## Data lines

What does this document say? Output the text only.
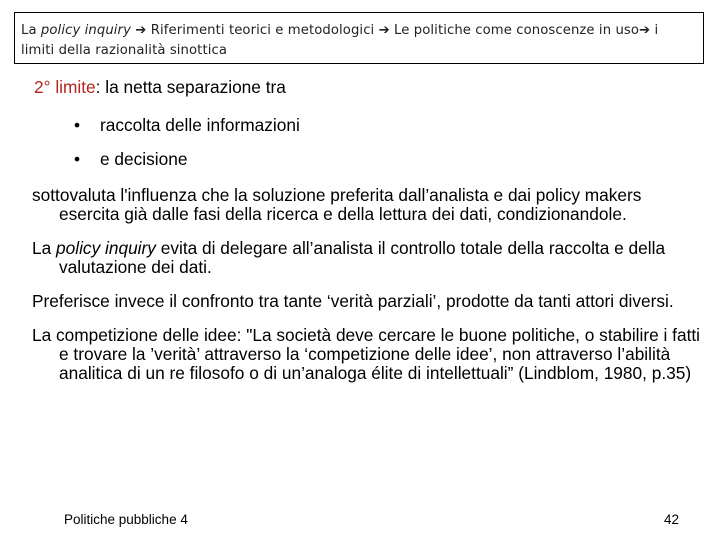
La policy inquiry ➔ Riferimenti teorici e metodologici ➔ Le politiche come conoscenze in uso➔ i limiti della razionalità sinottica
2° limite: la netta separazione tra
• raccolta delle informazioni
• e decisione
sottovaluta l'influenza che la soluzione preferita dall’analista e dai policy makers esercita già dalle fasi della ricerca e della lettura dei dati, condizionandole.
La policy inquiry evita di delegare all’analista il controllo totale della raccolta e della valutazione dei dati.
Preferisce invece il confronto tra tante ‘verità parziali’, prodotte da tanti attori diversi.
La competizione delle idee: "La società deve cercare le buone politiche, o stabilire i fatti e trovare la ’verità’ attraverso la ‘competizione delle idee’, non attraverso l’abilità analitica di un re filosofo o di un’analoga élite di intellettuali” (Lindblom, 1980, p.35)
Politiche pubbliche 4	42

## Work to be completed
Pick out every line with the string "policy" and copy it.

## Reply
La policy inquiry ➔ Riferimenti teorici e metodologici ➔ Le politiche come conoscenze in uso➔ i limiti della razionalità sinottica
sottovaluta l'influenza che la soluzione preferita dall’analista e dai policy makers esercita già dalle fasi della ricerca e della lettura dei dati, condizionandole.
La policy inquiry evita di delegare all’analista il controllo totale della raccolta e della valutazione dei dati.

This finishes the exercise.